** BEGIN **

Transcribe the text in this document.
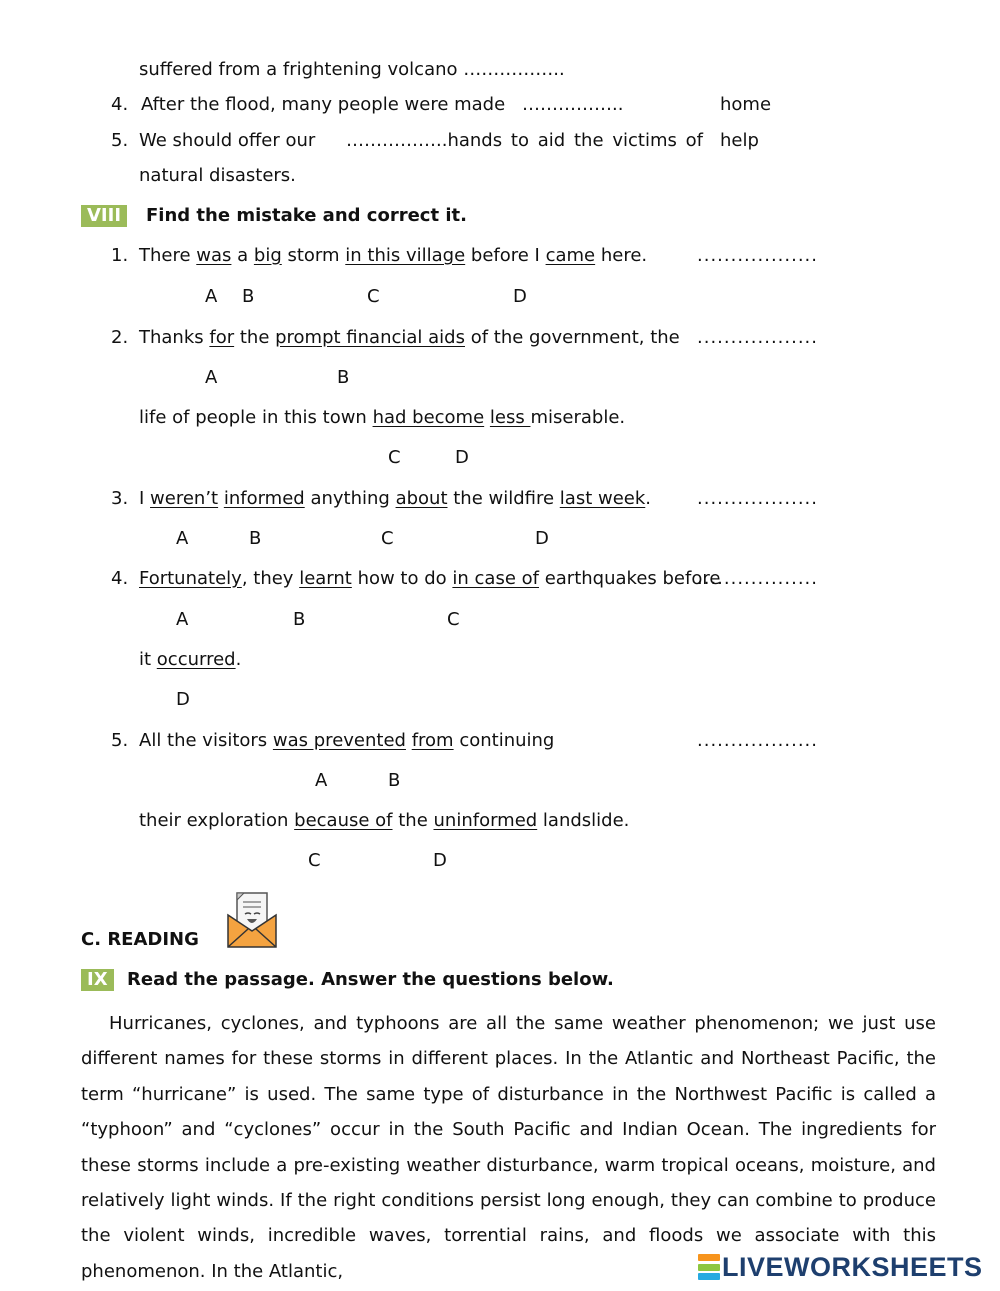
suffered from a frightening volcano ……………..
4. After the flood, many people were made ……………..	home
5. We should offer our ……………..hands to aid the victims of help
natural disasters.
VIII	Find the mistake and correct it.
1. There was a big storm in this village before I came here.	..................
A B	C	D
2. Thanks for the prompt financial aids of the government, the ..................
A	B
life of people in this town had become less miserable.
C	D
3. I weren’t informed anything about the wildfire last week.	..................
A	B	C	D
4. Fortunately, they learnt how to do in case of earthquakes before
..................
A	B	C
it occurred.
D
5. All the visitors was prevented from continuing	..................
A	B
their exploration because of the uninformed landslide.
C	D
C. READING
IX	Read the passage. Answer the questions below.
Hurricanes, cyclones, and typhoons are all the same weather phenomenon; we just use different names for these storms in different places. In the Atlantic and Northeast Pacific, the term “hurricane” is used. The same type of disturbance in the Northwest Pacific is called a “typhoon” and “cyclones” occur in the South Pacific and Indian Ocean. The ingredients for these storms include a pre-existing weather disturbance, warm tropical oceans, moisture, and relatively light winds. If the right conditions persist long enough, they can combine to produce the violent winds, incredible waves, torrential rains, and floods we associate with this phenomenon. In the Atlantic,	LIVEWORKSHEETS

** END **

- [INSTRUCTION]
Quote the entries above word for word. Leave the images out.

- [TASK OUTPUT]
Transcribe the text in this document.
suffered from a frightening volcano ……………..
4. After the flood, many people were made ……………..	home
5. We should offer our ……………..hands to aid the victims of help
natural disasters.
VIII	Find the mistake and correct it.
1. There was a big storm in this village before I came here.	..................
A B	C	D
2. Thanks for the prompt financial aids of the government, the ..................
A	B
life of people in this town had become less miserable.
C	D
3. I weren’t informed anything about the wildfire last week.	..................
A	B	C	D
4. Fortunately, they learnt how to do in case of earthquakes before
..................
A	B	C
it occurred.
D
5. All the visitors was prevented from continuing	..................
A	B
their exploration because of the uninformed landslide.
C	D
C. READING
IX	Read the passage. Answer the questions below.
Hurricanes, cyclones, and typhoons are all the same weather phenomenon; we just use different names for these storms in different places. In the Atlantic and Northeast Pacific, the term “hurricane” is used. The same type of disturbance in the Northwest Pacific is called a “typhoon” and “cyclones” occur in the South Pacific and Indian Ocean. The ingredients for these storms include a pre-existing weather disturbance, warm tropical oceans, moisture, and relatively light winds. If the right conditions persist long enough, they can combine to produce the violent winds, incredible waves, torrential rains, and floods we associate with this phenomenon. In the Atlantic,	LIVEWORKSHEETS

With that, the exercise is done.